- [Provided records]
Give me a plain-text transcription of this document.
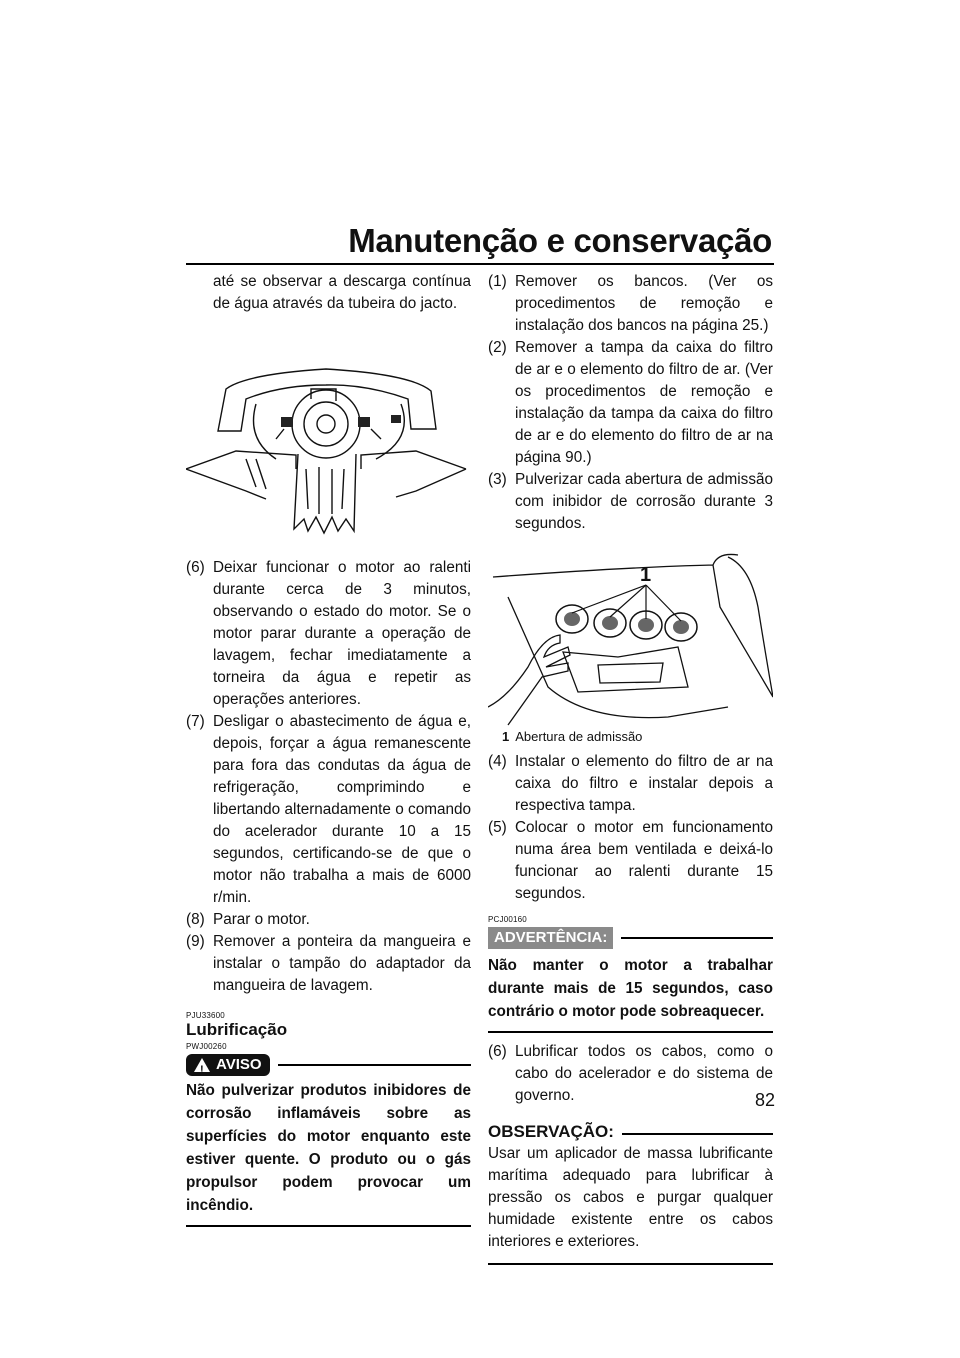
Manutenção e conservação

até se observar a descarga contínua de água através da tubeira do jacto.

(6) Deixar funcionar o motor ao ralenti durante cerca de 3 minutos, observando o estado do motor. Se o motor parar durante a operação de lavagem, fechar imediatamente a torneira da água e repetir as operações anteriores.
(7) Desligar o abastecimento de água e, depois, forçar a água remanescente para fora das condutas da água de refrigeração, comprimindo e libertando alternadamente o comando do acelerador durante 10 a 15 segundos, certificando-se de que o motor não trabalha a mais de 6000 r/min.
(8) Parar o motor.
(9) Remover a ponteira da mangueira e instalar o tampão do adaptador da mangueira de lavagem.
PJU33600
Lubrificação
PWJ00260
! AVISO

Não pulverizar produtos inibidores de corrosão inflamáveis sobre as superfícies do motor enquanto este estiver quente. O produto ou o gás propulsor podem provocar um incêndio.

(1) Remover os bancos. (Ver os procedimentos de remoção e instalação dos bancos na página 25.)
(2) Remover a tampa da caixa do filtro de ar e o elemento do filtro de ar. (Ver os procedimentos de remoção e instalação da tampa da caixa do filtro de ar e do elemento do filtro de ar na página 90.)
(3) Pulverizar cada abertura de admissão com inibidor de corrosão durante 3 segundos.
1
1 Abertura de admissão
(4) Instalar o elemento do filtro de ar na caixa do filtro e instalar depois a respectiva tampa.
(5) Colocar o motor em funcionamento numa área bem ventilada e deixá-lo funcionar ao ralenti durante 15 segundos.
PCJ00160
ADVERTÊNCIA:

Não manter o motor a trabalhar durante mais de 15 segundos, caso contrário o motor pode sobreaquecer.

(6) Lubrificar todos os cabos, como o cabo do acelerador e do sistema de governo.
OBSERVAÇÃO:

Usar um aplicador de massa lubrificante marítima adequado para lubrificar à pressão os cabos e purgar qualquer humidade existente entre os cabos interiores e exteriores.

82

- [Task]
Write out the entries above verbatim; the pictures do not belong in your copy.

- [Written reply]
Give me a plain-text transcription of this document.
Manutenção e conservação

até se observar a descarga contínua de água através da tubeira do jacto.

(6) Deixar funcionar o motor ao ralenti durante cerca de 3 minutos, observando o estado do motor. Se o motor parar durante a operação de lavagem, fechar imediatamente a torneira da água e repetir as operações anteriores.
(7) Desligar o abastecimento de água e, depois, forçar a água remanescente para fora das condutas da água de refrigeração, comprimindo e libertando alternadamente o comando do acelerador durante 10 a 15 segundos, certificando-se de que o motor não trabalha a mais de 6000 r/min.
(8) Parar o motor.
(9) Remover a ponteira da mangueira e instalar o tampão do adaptador da mangueira de lavagem.
PJU33600
Lubrificação
PWJ00260
! AVISO

Não pulverizar produtos inibidores de corrosão inflamáveis sobre as superfícies do motor enquanto este estiver quente. O produto ou o gás propulsor podem provocar um incêndio.

(1) Remover os bancos. (Ver os procedimentos de remoção e instalação dos bancos na página 25.)
(2) Remover a tampa da caixa do filtro de ar e o elemento do filtro de ar. (Ver os procedimentos de remoção e instalação da tampa da caixa do filtro de ar e do elemento do filtro de ar na página 90.)
(3) Pulverizar cada abertura de admissão com inibidor de corrosão durante 3 segundos.
1
1 Abertura de admissão
(4) Instalar o elemento do filtro de ar na caixa do filtro e instalar depois a respectiva tampa.
(5) Colocar o motor em funcionamento numa área bem ventilada e deixá-lo funcionar ao ralenti durante 15 segundos.
PCJ00160
ADVERTÊNCIA:

Não manter o motor a trabalhar durante mais de 15 segundos, caso contrário o motor pode sobreaquecer.

(6) Lubrificar todos os cabos, como o cabo do acelerador e do sistema de governo.
OBSERVAÇÃO:

Usar um aplicador de massa lubrificante marítima adequado para lubrificar à pressão os cabos e purgar qualquer humidade existente entre os cabos interiores e exteriores.

82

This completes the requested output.